TASK REQUIREMENTS
Gather every line below where "screenshot" appears.

Dataset items

-- begin --

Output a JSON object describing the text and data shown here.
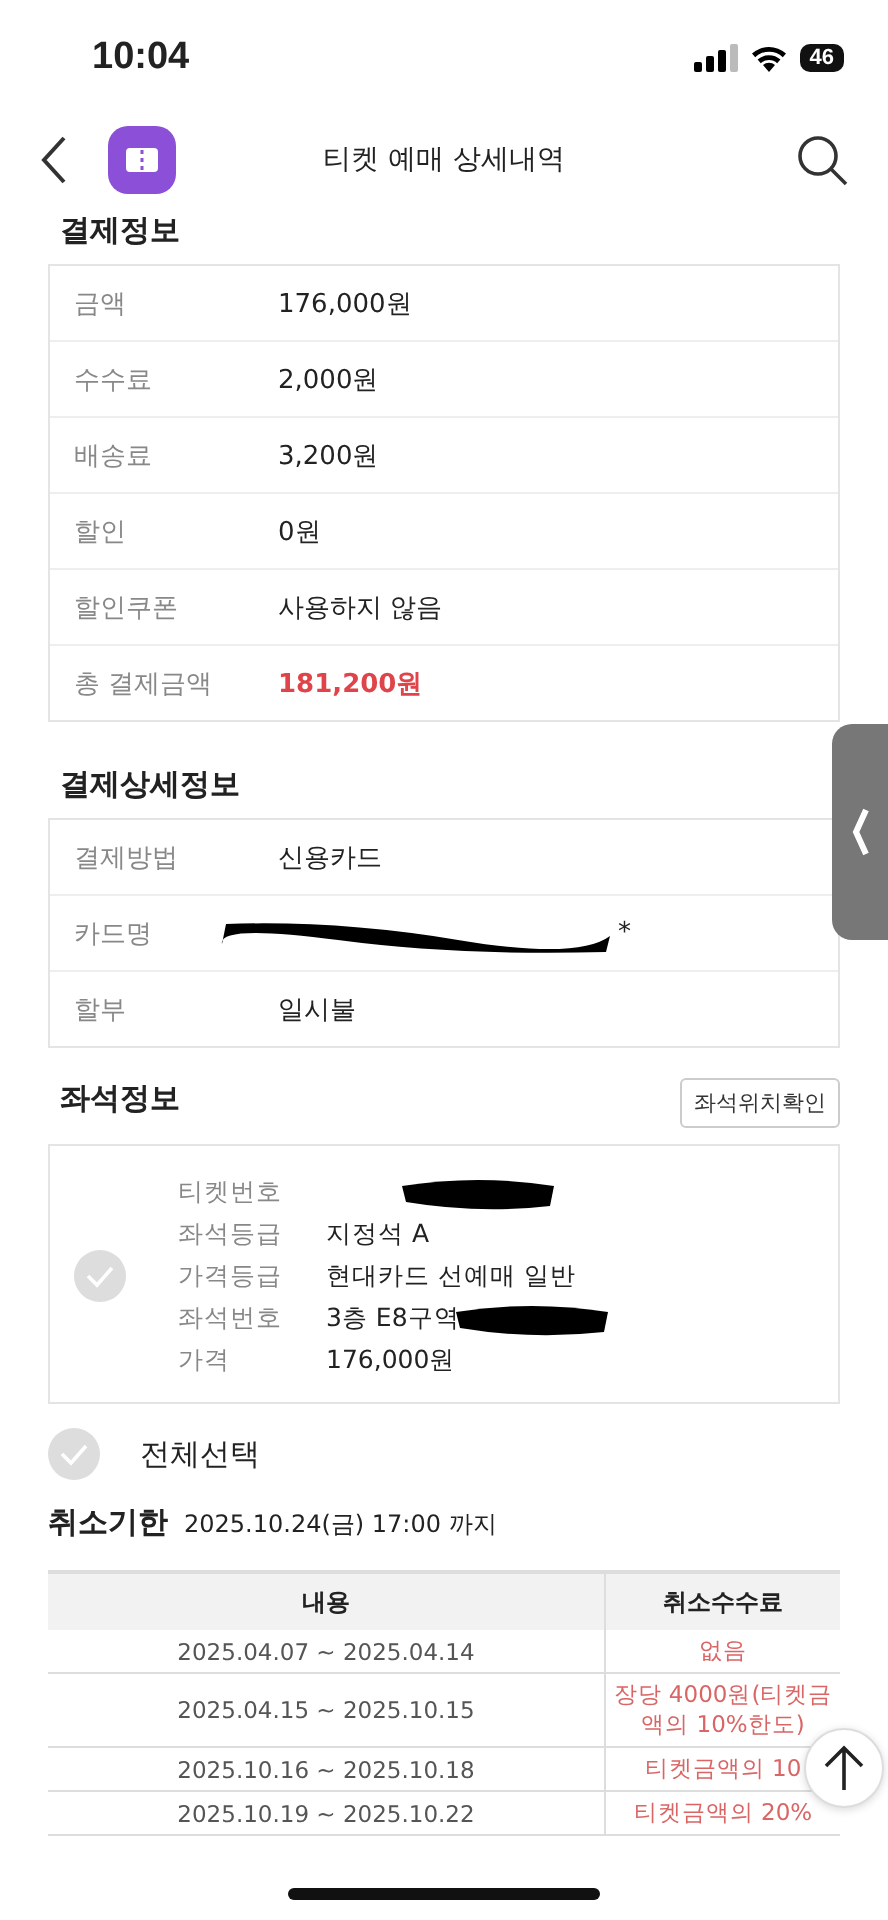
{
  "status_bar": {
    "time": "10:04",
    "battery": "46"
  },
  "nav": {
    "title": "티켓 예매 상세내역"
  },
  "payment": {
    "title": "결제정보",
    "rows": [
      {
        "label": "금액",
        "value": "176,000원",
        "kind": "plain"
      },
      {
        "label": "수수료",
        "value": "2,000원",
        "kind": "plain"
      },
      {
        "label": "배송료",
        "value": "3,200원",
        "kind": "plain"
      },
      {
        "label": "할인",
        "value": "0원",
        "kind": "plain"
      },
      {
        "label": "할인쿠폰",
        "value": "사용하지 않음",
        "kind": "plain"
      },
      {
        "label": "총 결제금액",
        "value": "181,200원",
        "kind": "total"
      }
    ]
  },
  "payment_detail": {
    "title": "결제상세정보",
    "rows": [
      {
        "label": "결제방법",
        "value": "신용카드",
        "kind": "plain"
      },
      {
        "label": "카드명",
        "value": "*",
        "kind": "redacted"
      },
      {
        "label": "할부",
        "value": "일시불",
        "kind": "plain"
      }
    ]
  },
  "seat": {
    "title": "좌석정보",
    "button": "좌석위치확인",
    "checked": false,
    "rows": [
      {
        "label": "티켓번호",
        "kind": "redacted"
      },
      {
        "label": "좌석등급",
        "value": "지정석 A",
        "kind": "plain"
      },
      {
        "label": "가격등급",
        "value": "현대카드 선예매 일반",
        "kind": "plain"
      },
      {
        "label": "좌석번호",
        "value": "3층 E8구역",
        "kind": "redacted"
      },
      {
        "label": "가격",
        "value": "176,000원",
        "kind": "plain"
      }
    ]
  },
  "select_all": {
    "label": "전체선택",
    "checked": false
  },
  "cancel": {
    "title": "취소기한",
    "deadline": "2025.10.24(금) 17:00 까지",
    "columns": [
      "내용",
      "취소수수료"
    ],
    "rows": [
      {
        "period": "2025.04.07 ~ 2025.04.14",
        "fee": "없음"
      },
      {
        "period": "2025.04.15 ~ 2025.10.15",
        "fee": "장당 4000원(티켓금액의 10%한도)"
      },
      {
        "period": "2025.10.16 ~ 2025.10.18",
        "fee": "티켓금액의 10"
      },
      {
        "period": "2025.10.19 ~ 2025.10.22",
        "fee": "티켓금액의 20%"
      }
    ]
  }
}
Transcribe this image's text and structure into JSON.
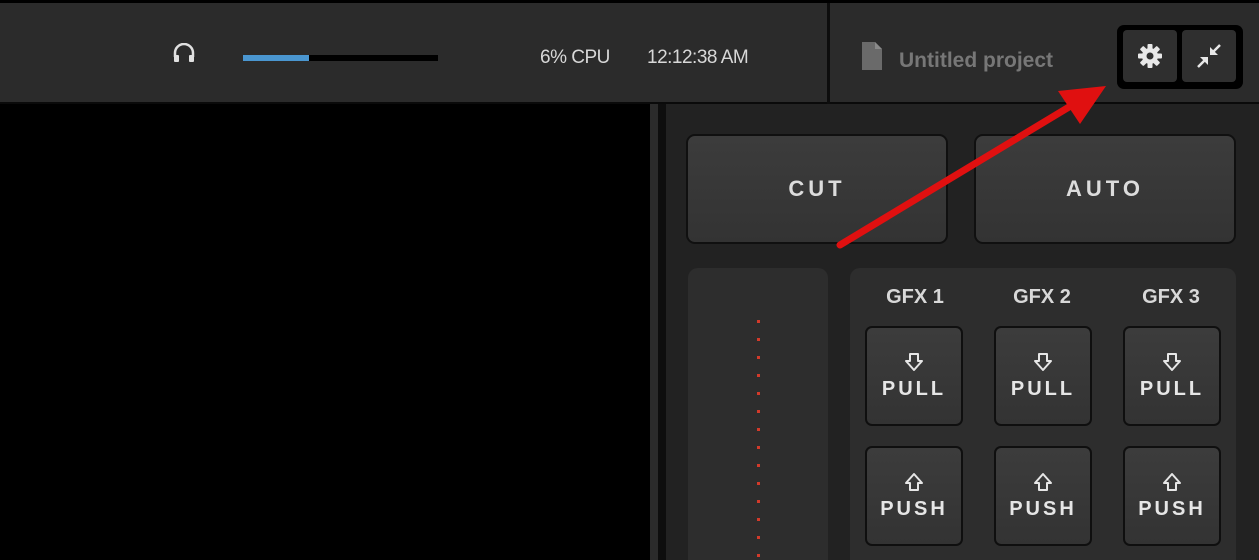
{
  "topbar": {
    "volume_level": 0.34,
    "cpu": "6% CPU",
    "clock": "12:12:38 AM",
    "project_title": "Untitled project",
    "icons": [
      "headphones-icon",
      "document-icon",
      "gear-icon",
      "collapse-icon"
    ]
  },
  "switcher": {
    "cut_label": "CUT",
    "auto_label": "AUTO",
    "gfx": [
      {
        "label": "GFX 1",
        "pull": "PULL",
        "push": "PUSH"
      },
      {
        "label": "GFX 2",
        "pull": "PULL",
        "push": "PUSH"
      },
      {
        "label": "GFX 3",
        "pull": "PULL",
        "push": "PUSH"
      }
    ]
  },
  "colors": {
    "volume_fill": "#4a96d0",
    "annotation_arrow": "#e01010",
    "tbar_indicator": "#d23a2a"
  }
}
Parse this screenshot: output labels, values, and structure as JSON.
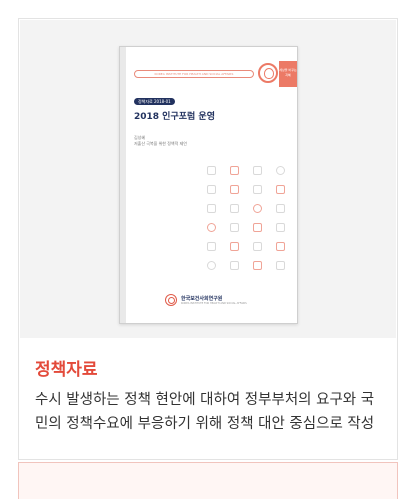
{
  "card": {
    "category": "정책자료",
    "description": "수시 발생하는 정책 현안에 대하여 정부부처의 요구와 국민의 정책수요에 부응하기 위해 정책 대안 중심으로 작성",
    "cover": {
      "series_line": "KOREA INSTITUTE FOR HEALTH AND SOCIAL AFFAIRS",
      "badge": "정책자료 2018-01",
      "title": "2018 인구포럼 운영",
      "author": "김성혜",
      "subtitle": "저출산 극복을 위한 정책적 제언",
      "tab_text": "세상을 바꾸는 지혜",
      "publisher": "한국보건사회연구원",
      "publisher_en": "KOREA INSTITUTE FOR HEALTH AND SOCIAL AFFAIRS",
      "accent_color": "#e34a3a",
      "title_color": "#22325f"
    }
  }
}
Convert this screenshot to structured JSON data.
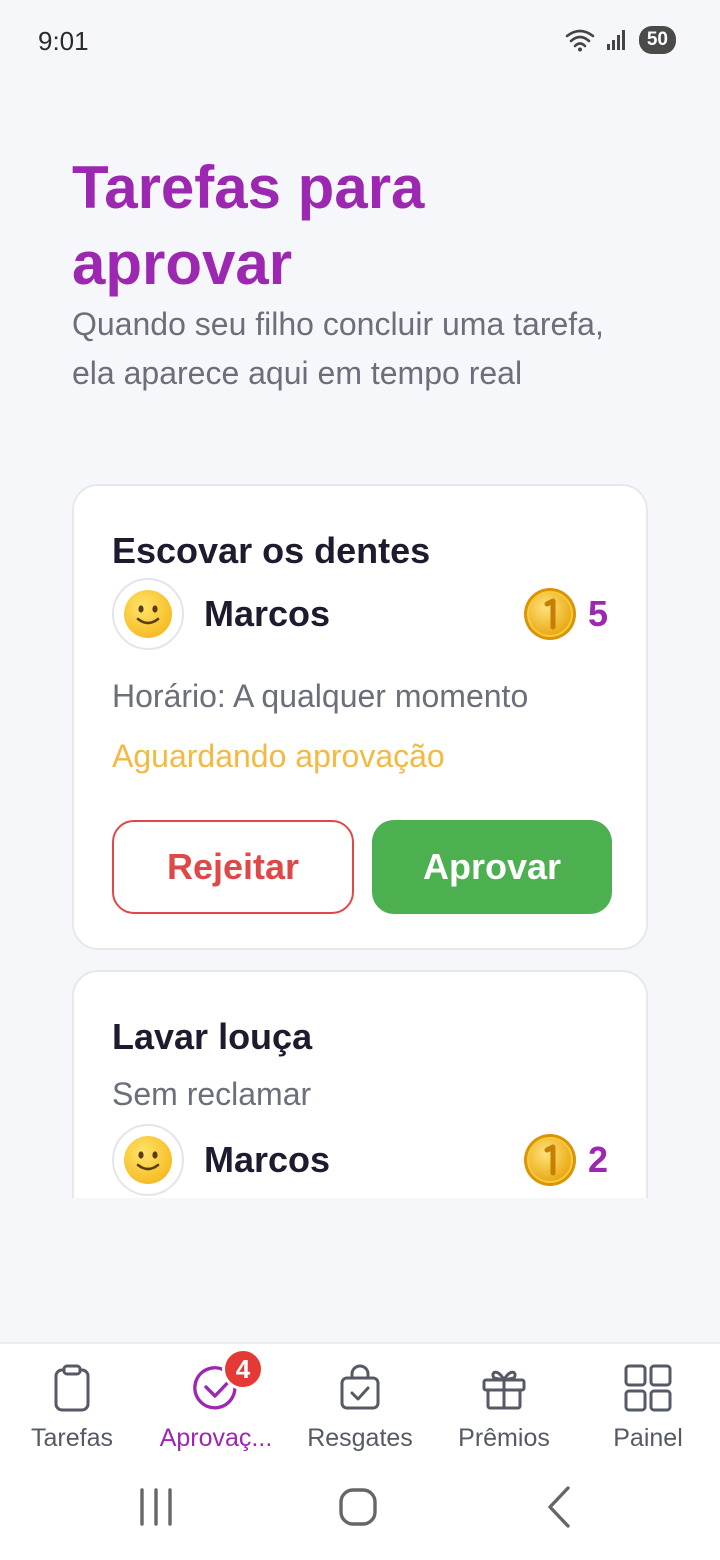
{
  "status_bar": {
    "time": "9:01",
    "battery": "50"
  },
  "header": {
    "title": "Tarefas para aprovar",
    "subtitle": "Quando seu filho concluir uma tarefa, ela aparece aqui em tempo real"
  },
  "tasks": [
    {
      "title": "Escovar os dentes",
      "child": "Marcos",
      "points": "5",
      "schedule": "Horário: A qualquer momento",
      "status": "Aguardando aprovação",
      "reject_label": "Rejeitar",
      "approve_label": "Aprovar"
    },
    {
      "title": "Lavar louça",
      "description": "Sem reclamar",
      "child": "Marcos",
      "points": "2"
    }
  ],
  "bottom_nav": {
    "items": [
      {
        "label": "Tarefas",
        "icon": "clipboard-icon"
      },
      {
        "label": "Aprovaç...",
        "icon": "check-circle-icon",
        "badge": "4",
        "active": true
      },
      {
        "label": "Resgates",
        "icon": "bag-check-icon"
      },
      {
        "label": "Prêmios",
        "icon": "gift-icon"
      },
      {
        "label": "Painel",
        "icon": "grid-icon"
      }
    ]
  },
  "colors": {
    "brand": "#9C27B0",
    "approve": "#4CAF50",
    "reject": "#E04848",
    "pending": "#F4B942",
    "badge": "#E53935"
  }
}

-- end --

TASK ANSWER
Parse this screenshot: output labels, values, and structure as JSON.
Convert this screenshot to structured JSON data.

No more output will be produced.